Your task
Return only the count of lines in which the word "منصور" appears.

Information supplied
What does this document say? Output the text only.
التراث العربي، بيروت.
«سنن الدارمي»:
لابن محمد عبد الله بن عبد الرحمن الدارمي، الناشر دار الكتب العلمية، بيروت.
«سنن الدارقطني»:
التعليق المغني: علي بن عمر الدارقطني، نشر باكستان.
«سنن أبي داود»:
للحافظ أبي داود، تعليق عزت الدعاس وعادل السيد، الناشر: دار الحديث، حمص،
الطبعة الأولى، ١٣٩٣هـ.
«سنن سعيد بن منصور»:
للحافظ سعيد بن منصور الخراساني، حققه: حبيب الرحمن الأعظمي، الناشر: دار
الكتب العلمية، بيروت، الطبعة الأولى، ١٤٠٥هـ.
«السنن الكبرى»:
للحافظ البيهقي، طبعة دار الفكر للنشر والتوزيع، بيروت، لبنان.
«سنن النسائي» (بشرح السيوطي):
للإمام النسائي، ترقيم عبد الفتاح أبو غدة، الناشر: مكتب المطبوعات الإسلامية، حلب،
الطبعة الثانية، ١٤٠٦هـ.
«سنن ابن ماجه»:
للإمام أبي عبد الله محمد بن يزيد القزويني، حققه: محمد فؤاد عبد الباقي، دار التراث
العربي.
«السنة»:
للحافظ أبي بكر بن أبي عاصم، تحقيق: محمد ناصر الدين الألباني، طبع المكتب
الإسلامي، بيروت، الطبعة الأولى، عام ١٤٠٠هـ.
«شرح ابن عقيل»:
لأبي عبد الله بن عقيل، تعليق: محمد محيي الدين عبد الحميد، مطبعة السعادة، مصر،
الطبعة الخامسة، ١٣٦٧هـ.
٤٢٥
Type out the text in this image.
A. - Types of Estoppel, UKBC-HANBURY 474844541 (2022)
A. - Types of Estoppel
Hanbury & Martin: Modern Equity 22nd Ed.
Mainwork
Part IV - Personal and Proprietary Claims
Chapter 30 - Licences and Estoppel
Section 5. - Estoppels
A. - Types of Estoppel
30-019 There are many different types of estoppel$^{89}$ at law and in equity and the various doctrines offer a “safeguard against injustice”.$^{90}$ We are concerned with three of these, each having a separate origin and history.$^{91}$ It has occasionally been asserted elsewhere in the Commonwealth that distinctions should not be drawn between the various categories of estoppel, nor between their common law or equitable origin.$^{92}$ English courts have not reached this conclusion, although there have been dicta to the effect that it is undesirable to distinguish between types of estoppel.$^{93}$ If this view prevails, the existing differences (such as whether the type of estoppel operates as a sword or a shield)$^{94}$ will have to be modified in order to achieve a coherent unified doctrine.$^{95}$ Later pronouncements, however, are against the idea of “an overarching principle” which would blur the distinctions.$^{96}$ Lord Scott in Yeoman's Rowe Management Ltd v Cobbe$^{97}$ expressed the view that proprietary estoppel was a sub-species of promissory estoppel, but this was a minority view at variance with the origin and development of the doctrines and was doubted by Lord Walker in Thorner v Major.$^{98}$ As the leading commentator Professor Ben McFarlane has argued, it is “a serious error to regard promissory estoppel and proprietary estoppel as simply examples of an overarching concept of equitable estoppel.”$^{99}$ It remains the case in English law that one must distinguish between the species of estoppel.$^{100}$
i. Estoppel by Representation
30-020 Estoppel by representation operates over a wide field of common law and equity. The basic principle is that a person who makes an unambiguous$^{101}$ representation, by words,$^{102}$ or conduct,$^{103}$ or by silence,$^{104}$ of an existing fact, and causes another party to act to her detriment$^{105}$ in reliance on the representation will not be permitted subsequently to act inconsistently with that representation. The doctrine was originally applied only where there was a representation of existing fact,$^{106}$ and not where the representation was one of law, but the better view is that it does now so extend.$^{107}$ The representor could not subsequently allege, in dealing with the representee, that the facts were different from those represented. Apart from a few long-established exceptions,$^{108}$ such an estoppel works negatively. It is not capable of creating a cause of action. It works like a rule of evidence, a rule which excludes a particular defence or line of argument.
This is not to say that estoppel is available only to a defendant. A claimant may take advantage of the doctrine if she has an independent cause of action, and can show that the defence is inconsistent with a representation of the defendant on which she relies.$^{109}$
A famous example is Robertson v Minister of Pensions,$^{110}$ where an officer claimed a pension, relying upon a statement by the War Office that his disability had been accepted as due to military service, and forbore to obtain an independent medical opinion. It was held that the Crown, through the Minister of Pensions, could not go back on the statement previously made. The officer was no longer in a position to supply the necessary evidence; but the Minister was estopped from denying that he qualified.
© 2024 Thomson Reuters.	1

Expected output
2